### WHAT THIS EXERCISE ASKS
1. In the article on climate change's economic costs, what hit to gross domestic product does the study find for each degree Fahrenheit of warming?
2. Transcribe everything in the article on climate change's economic costs from "But the effects" down to "a global scale.".

### SELECTED PASSAGE
+ + + +

Hotter regions in the U.S. tend to be poorer, meaning the worst effects could spur increased economic inequality.

Swamp grass and standing water take over the front yard of a home in Tangier, Virginia, May 15, 2017, where climate change and rising sea levels threaten the inhabitants of the slowly sinking island.
Swamp grass and standing water take over the front yard of a home in Tangier, Virginia, May 15, 2017, where climate change and rising sea levels threaten the inhabitants of the slowly sinking island.
Jim Watson / Getty Images

A new study in the journal Science deals with the financial impacts that unchecked climate change would have on the United States. It finds for each degree Fahrenheit increase, there’ll be a 0.7 percent hit to gross domestic product. In some poorer parts of the country, that can jump to 20 percent.

The study looks at how higher temperatures, increased flooding and sea level rise would affect things like agriculture, mortality and crime. There’s a nationwide impact, but it’s much bigger in hotter regions, which tend to be poorer, according to Robert Kopp, one of the study’s authors and director of the Institute of Earth, Ocean and Atmospheric Sciences at Rutgers University.

“The areas that are warmer in the country are more at risk from the impacts of climate change, and we also found that those areas that are warmer — the way they happen to be distributed means those also tend to be poorer parts of the country,” Kopp said.

Spatial distributions of projected damages.

Figure via Science

 

“Even if you have a way to manage those risks, it’s going to be more costly to do those in the areas where the risks are larger,” he said. “And so climate change sets up this factor that will enhance inequality in our country.”

Craig Fugate, a former Federal Emergency Management Agency administrator, said that insurers and investors aren’t currently factoring in climate change when they look at these areas. And that’s encouraging people to keep building in places that are vulnerable.

“I haven’t seen anybody’s bond rating being affected based upon their risk to storm surge increasing, flood risk, heavy rainfalls,” Fugate said. “And their tax bases are increasingly becoming more vulnerable to these changes.”

But the effects of climate change will eventually catch up with the land value in these areas.

“Probably, if you’re in a county where you have a 20 percent hit to GDP, a lot of people are going to move, and so for those counties, the effect may be even worse, because people are going to respond to this risk by moving, which will moderate the national impact but exaggerate it locally,” Kopp said.

The team behind the research is now looking to apply its model on a global scale.

+ + + +

### PROVIDED MATERIAL
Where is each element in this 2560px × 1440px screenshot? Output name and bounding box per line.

+ + + +

### RESULTS IN ORDER
1. A 0.7 percent hit to gross domestic product.

2.
But the effects of climate change will eventually catch up with the land value in these areas.

“Probably, if you’re in a county where you have a 20 percent hit to GDP, a lot of people are going to move, and so for those counties, the effect may be even worse, because people are going to respond to this risk by moving, which will moderate the national impact but exaggerate it locally,” Kopp said.

The team behind the research is now looking to apply its model on a global scale.